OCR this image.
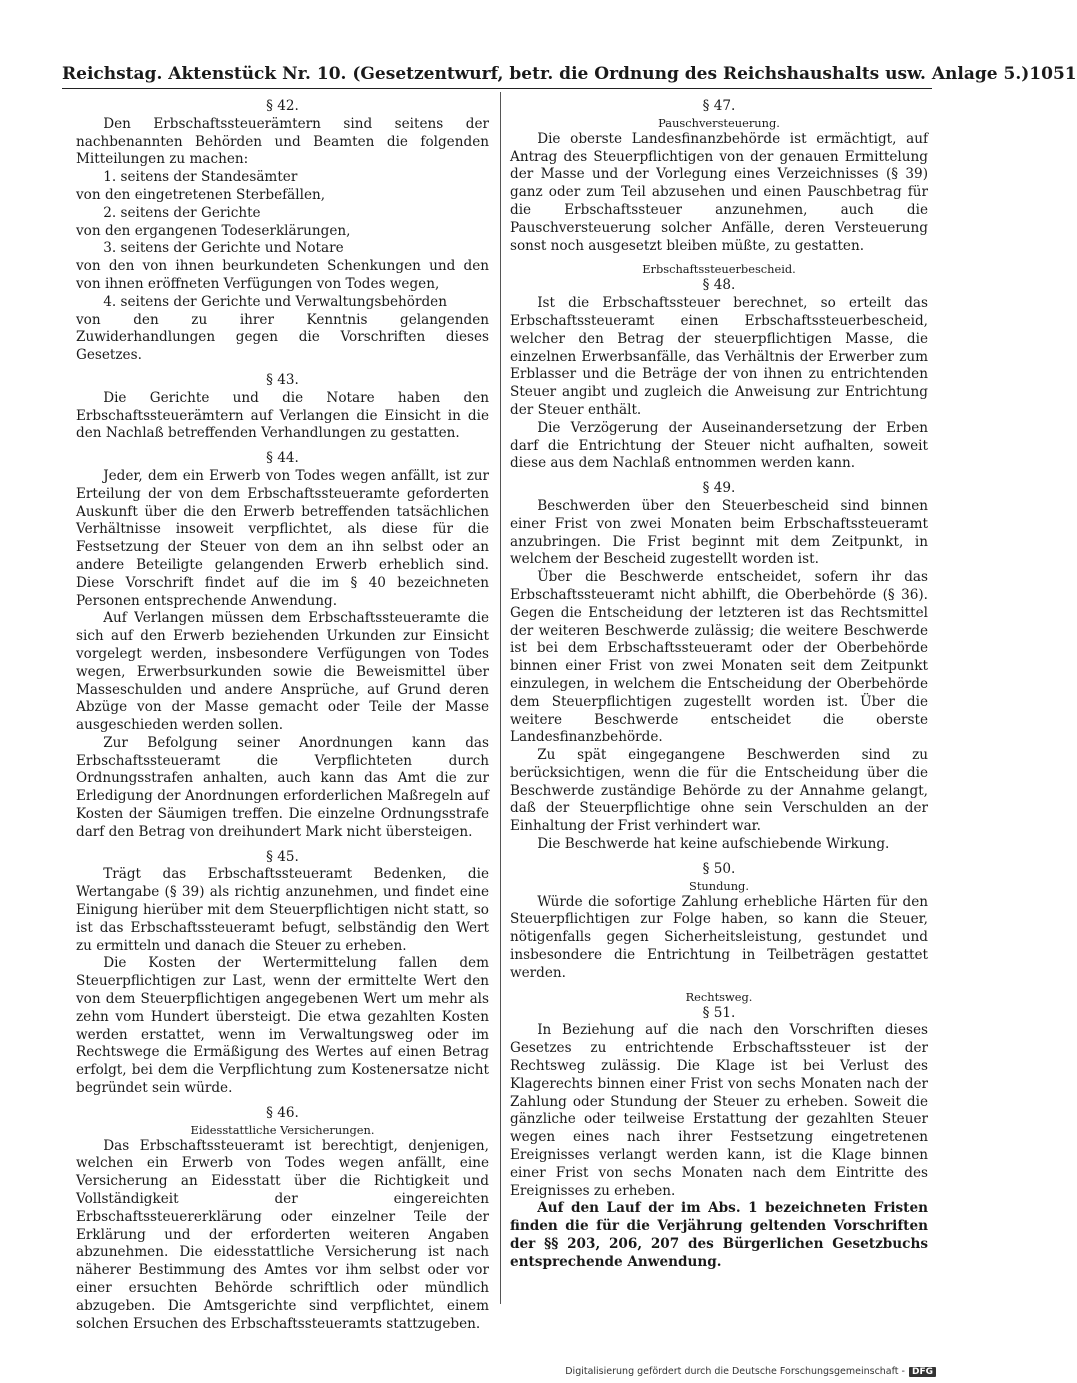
Reichstag. Aktenstück Nr. 10. (Gesetzentwurf, betr. die Ordnung des Reichshaushalts usw. Anlage 5.) 1051
§ 42.

Den Erbschaftssteuerämtern sind seitens der nachbenannten Behörden und Beamten die folgenden Mitteilungen zu machen:

1. seitens der Standesämter

von den eingetretenen Sterbefällen,

2. seitens der Gerichte

von den ergangenen Todeserklärungen,

3. seitens der Gerichte und Notare

von den von ihnen beurkundeten Schenkungen und den von ihnen eröffneten Verfügungen von Todes wegen,

4. seitens der Gerichte und Verwaltungsbehörden

von den zu ihrer Kenntnis gelangenden Zuwiderhandlungen gegen die Vorschriften dieses Gesetzes.

§ 43.

Die Gerichte und die Notare haben den Erbschaftssteuerämtern auf Verlangen die Einsicht in die den Nachlaß betreffenden Verhandlungen zu gestatten.

§ 44.

Jeder, dem ein Erwerb von Todes wegen anfällt, ist zur Erteilung der von dem Erbschaftssteueramte geforderten Auskunft über die den Erwerb betreffenden tatsächlichen Verhältnisse insoweit verpflichtet, als diese für die Festsetzung der Steuer von dem an ihn selbst oder an andere Beteiligte gelangenden Erwerb erheblich sind. Diese Vorschrift findet auf die im § 40 bezeichneten Personen entsprechende Anwendung.

Auf Verlangen müssen dem Erbschaftssteueramte die sich auf den Erwerb beziehenden Urkunden zur Einsicht vorgelegt werden, insbesondere Verfügungen von Todes wegen, Erwerbsurkunden sowie die Beweismittel über Masseschulden und andere Ansprüche, auf Grund deren Abzüge von der Masse gemacht oder Teile der Masse ausgeschieden werden sollen.

Zur Befolgung seiner Anordnungen kann das Erbschaftssteueramt die Verpflichteten durch Ordnungsstrafen anhalten, auch kann das Amt die zur Erledigung der Anordnungen erforderlichen Maßregeln auf Kosten der Säumigen treffen. Die einzelne Ordnungsstrafe darf den Betrag von dreihundert Mark nicht übersteigen.

§ 45.

Trägt das Erbschaftssteueramt Bedenken, die Wertangabe (§ 39) als richtig anzunehmen, und findet eine Einigung hierüber mit dem Steuerpflichtigen nicht statt, so ist das Erbschaftssteueramt befugt, selbständig den Wert zu ermitteln und danach die Steuer zu erheben.

Die Kosten der Wertermittelung fallen dem Steuerpflichtigen zur Last, wenn der ermittelte Wert den von dem Steuerpflichtigen angegebenen Wert um mehr als zehn vom Hundert übersteigt. Die etwa gezahlten Kosten werden erstattet, wenn im Verwaltungsweg oder im Rechtswege die Ermäßigung des Wertes auf einen Betrag erfolgt, bei dem die Verpflichtung zum Kostenersatze nicht begründet sein würde.

§ 46.
Eidesstattliche Versicherungen.

Das Erbschaftssteueramt ist berechtigt, denjenigen, welchen ein Erwerb von Todes wegen anfällt, eine Versicherung an Eidesstatt über die Richtigkeit und Vollständigkeit der eingereichten Erbschaftssteuererklärung oder einzelner Teile der Erklärung und der erforderten weiteren Angaben abzunehmen. Die eidesstattliche Versicherung ist nach näherer Bestimmung des Amtes vor ihm selbst oder vor einer ersuchten Behörde schriftlich oder mündlich abzugeben. Die Amtsgerichte sind verpflichtet, einem solchen Ersuchen des Erbschaftssteueramts stattzugeben.

§ 47.
Pauschversteuerung.

Die oberste Landesfinanzbehörde ist ermächtigt, auf Antrag des Steuerpflichtigen von der genauen Ermittelung der Masse und der Vorlegung eines Verzeichnisses (§ 39) ganz oder zum Teil abzusehen und einen Pauschbetrag für die Erbschaftssteuer anzunehmen, auch die Pauschversteuerung solcher Anfälle, deren Versteuerung sonst noch ausgesetzt bleiben müßte, zu gestatten.

Erbschaftssteuerbescheid.
§ 48.

Ist die Erbschaftssteuer berechnet, so erteilt das Erbschaftssteueramt einen Erbschaftssteuerbescheid, welcher den Betrag der steuerpflichtigen Masse, die einzelnen Erwerbsanfälle, das Verhältnis der Erwerber zum Erblasser und die Beträge der von ihnen zu entrichtenden Steuer angibt und zugleich die Anweisung zur Entrichtung der Steuer enthält.

Die Verzögerung der Auseinandersetzung der Erben darf die Entrichtung der Steuer nicht aufhalten, soweit diese aus dem Nachlaß entnommen werden kann.

§ 49.

Beschwerden über den Steuerbescheid sind binnen einer Frist von zwei Monaten beim Erbschaftssteueramt anzubringen. Die Frist beginnt mit dem Zeitpunkt, in welchem der Bescheid zugestellt worden ist.

Über die Beschwerde entscheidet, sofern ihr das Erbschaftssteueramt nicht abhilft, die Oberbehörde (§ 36). Gegen die Entscheidung der letzteren ist das Rechtsmittel der weiteren Beschwerde zulässig; die weitere Beschwerde ist bei dem Erbschaftssteueramt oder der Oberbehörde binnen einer Frist von zwei Monaten seit dem Zeitpunkt einzulegen, in welchem die Entscheidung der Oberbehörde dem Steuerpflichtigen zugestellt worden ist. Über die weitere Beschwerde entscheidet die oberste Landesfinanzbehörde.

Zu spät eingegangene Beschwerden sind zu berücksichtigen, wenn die für die Entscheidung über die Beschwerde zuständige Behörde zu der Annahme gelangt, daß der Steuerpflichtige ohne sein Verschulden an der Einhaltung der Frist verhindert war.

Die Beschwerde hat keine aufschiebende Wirkung.

§ 50.
Stundung.

Würde die sofortige Zahlung erhebliche Härten für den Steuerpflichtigen zur Folge haben, so kann die Steuer, nötigenfalls gegen Sicherheitsleistung, gestundet und insbesondere die Entrichtung in Teilbeträgen gestattet werden.

Rechtsweg.
§ 51.

In Beziehung auf die nach den Vorschriften dieses Gesetzes zu entrichtende Erbschaftssteuer ist der Rechtsweg zulässig. Die Klage ist bei Verlust des Klagerechts binnen einer Frist von sechs Monaten nach der Zahlung oder Stundung der Steuer zu erheben. Soweit die gänzliche oder teilweise Erstattung der gezahlten Steuer wegen eines nach ihrer Festsetzung eingetretenen Ereignisses verlangt werden kann, ist die Klage binnen einer Frist von sechs Monaten nach dem Eintritte des Ereignisses zu erheben.

Auf den Lauf der im Abs. 1 bezeichneten Fristen finden die für die Verjährung geltenden Vorschriften der §§ 203, 206, 207 des Bürgerlichen Gesetzbuchs entsprechende Anwendung.

Digitalisierung gefördert durch die Deutsche Forschungsgemeinschaft - DFG
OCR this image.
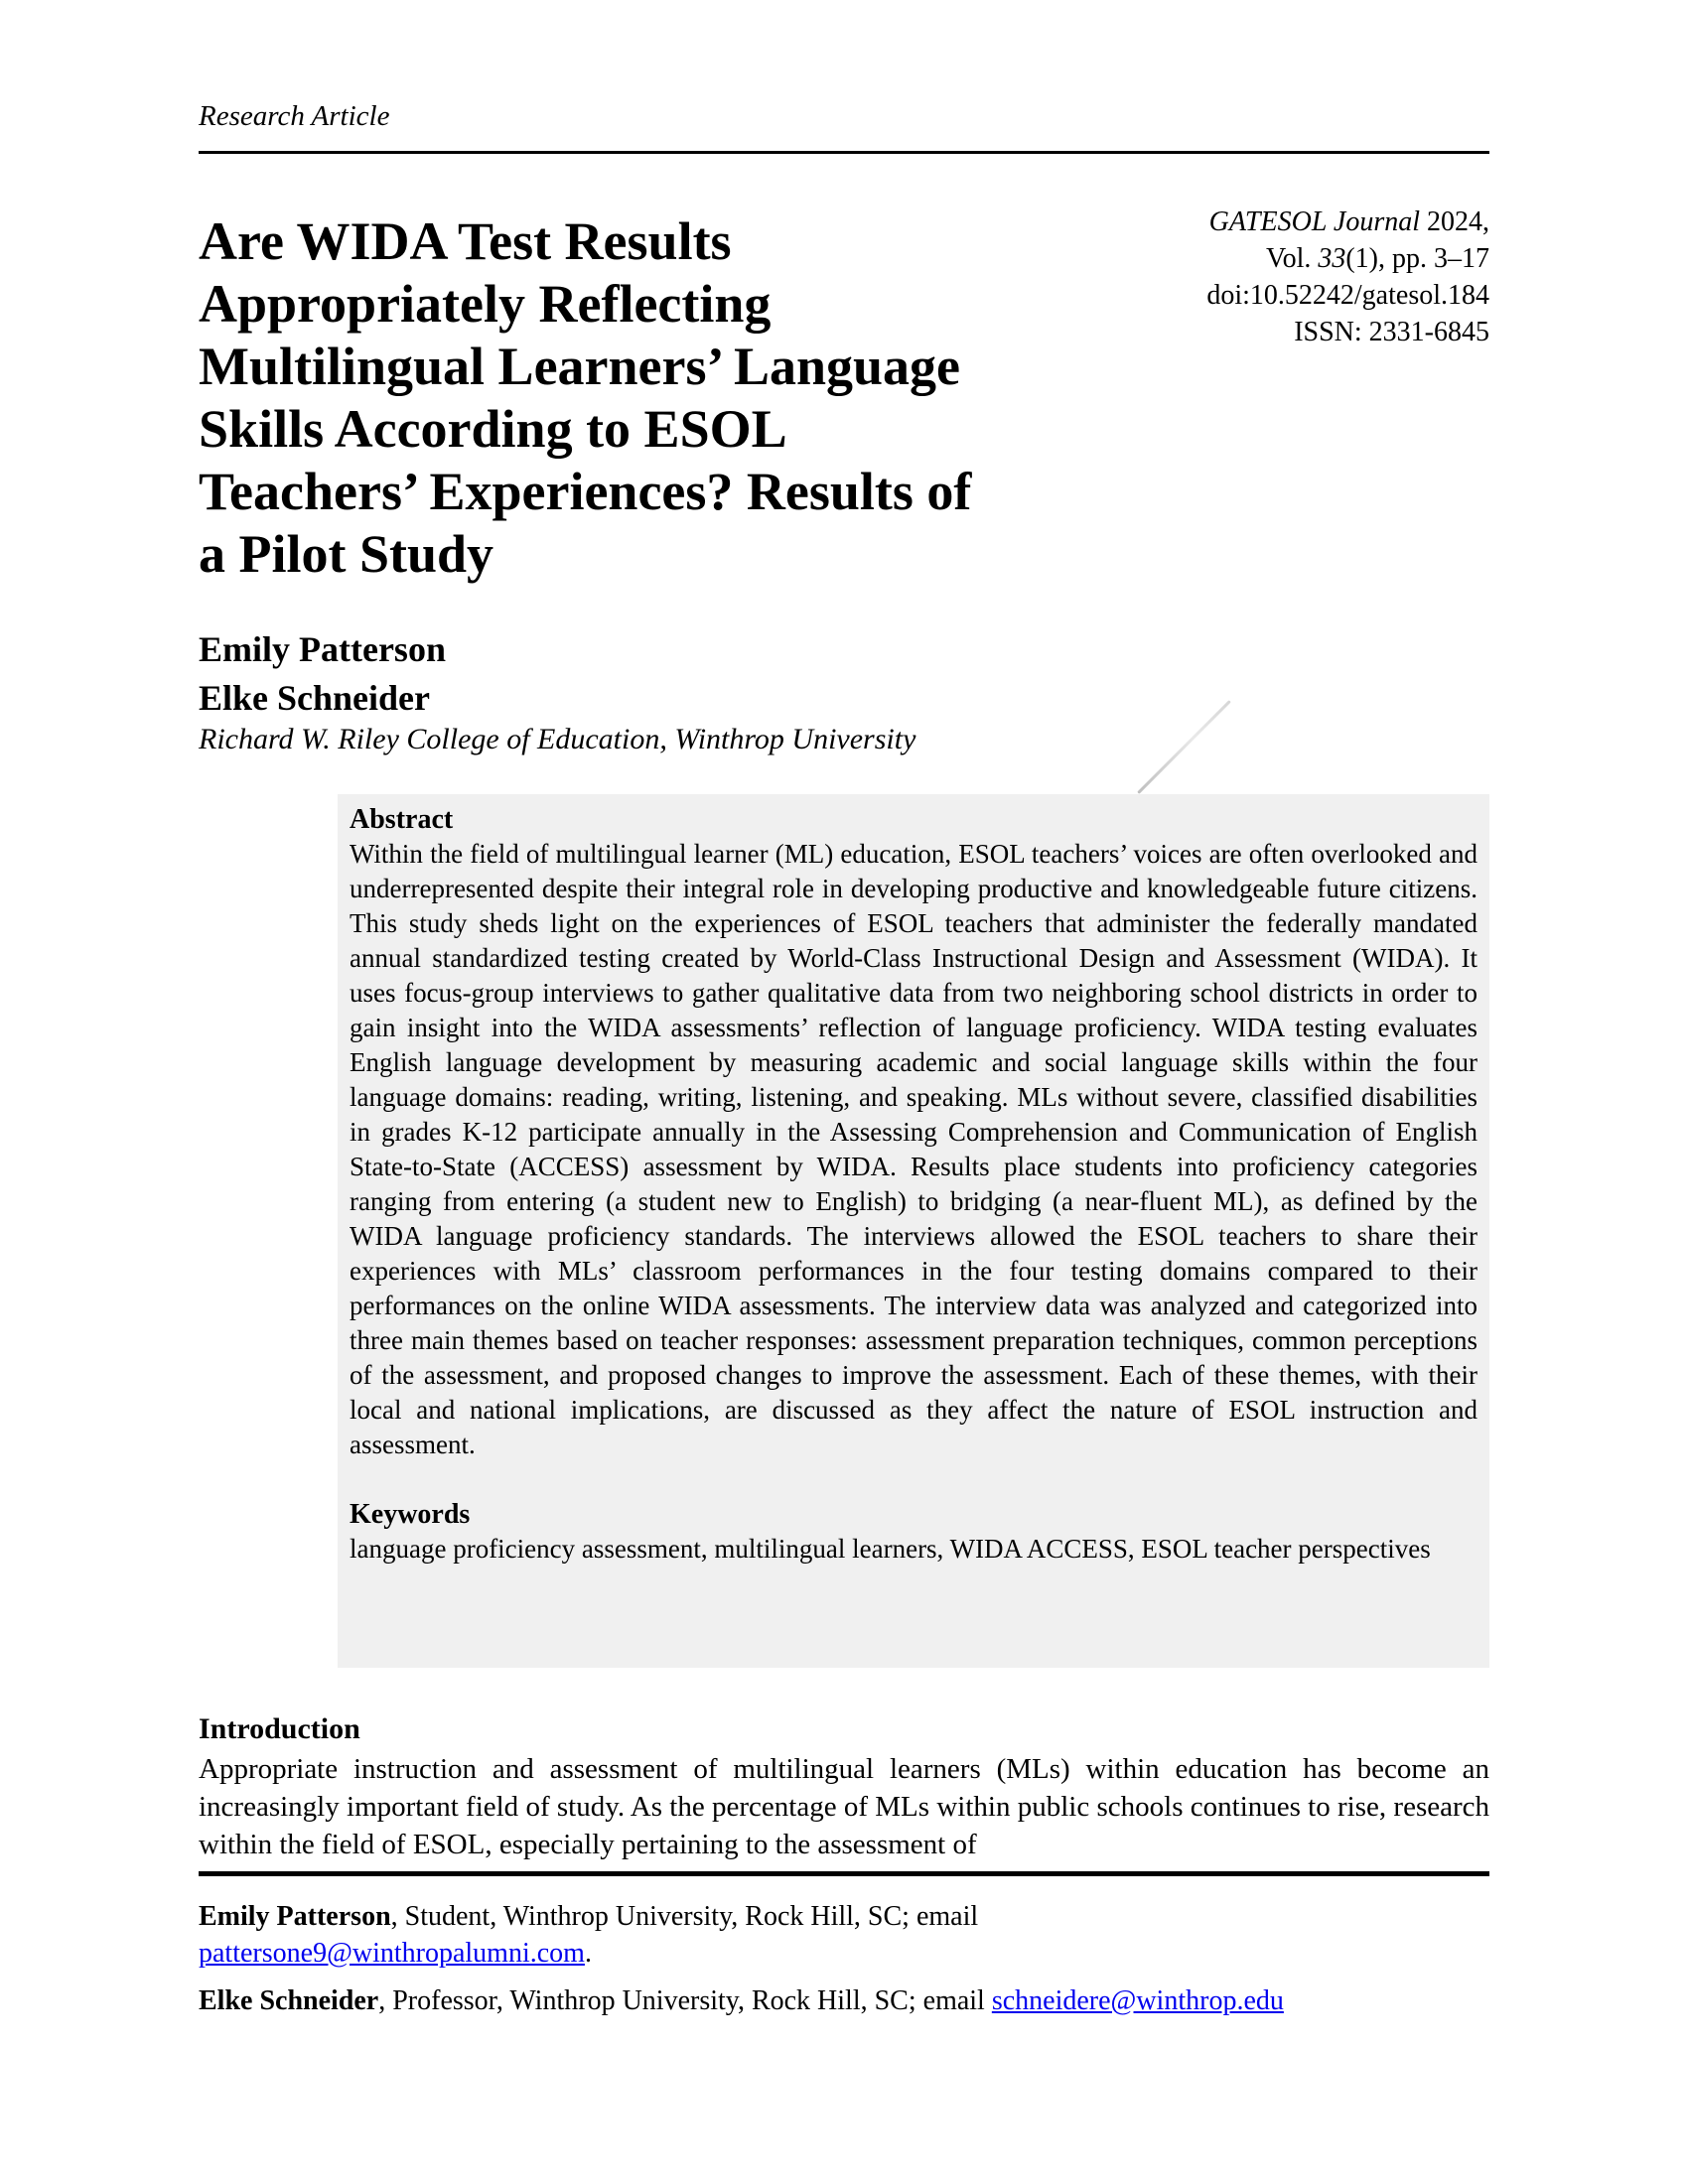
Research Article
Are WIDA Test Results
Appropriately Reflecting
Multilingual Learners’ Language
Skills According to ESOL
Teachers’ Experiences? Results of
a Pilot Study
GATESOL Journal 2024,
Vol. 33(1), pp. 3–17
doi:10.52242/gatesol.184
ISSN: 2331-6845
Emily Patterson
Elke Schneider
Richard W. Riley College of Education, Winthrop University
Abstract

Within the field of multilingual learner (ML) education, ESOL teachers’ voices are often overlooked and underrepresented despite their integral role in developing productive and knowledgeable future citizens. This study sheds light on the experiences of ESOL teachers that administer the federally mandated annual standardized testing created by World-Class Instructional Design and Assessment (WIDA). It uses focus-group interviews to gather qualitative data from two neighboring school districts in order to gain insight into the WIDA assessments’ reflection of language proficiency. WIDA testing evaluates English language development by measuring academic and social language skills within the four language domains: reading, writing, listening, and speaking. MLs without severe, classified disabilities in grades K-12 participate annually in the Assessing Comprehension and Communication of English State-to-State (ACCESS) assessment by WIDA. Results place students into proficiency categories ranging from entering (a student new to English) to bridging (a near-fluent ML), as defined by the WIDA language proficiency standards. The interviews allowed the ESOL teachers to share their experiences with MLs’ classroom performances in the four testing domains compared to their performances on the online WIDA assessments. The interview data was analyzed and categorized into three main themes based on teacher responses: assessment preparation techniques, common perceptions of the assessment, and proposed changes to improve the assessment. Each of these themes, with their local and national implications, are discussed as they affect the nature of ESOL instruction and assessment.

Keywords

language proficiency assessment, multilingual learners, WIDA ACCESS, ESOL teacher perspectives

Introduction

Appropriate instruction and assessment of multilingual learners (MLs) within education has become an increasingly important field of study. As the percentage of MLs within public schools continues to rise, research within the field of ESOL, especially pertaining to the assessment of

Emily Patterson, Student, Winthrop University, Rock Hill, SC; email
pattersone9@winthropalumni.com.

Elke Schneider, Professor, Winthrop University, Rock Hill, SC; email schneidere@winthrop.edu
----
* _Challenge_
Your reply is one number: how many lines of the records above contain the word "Notare".

* _Reply_
2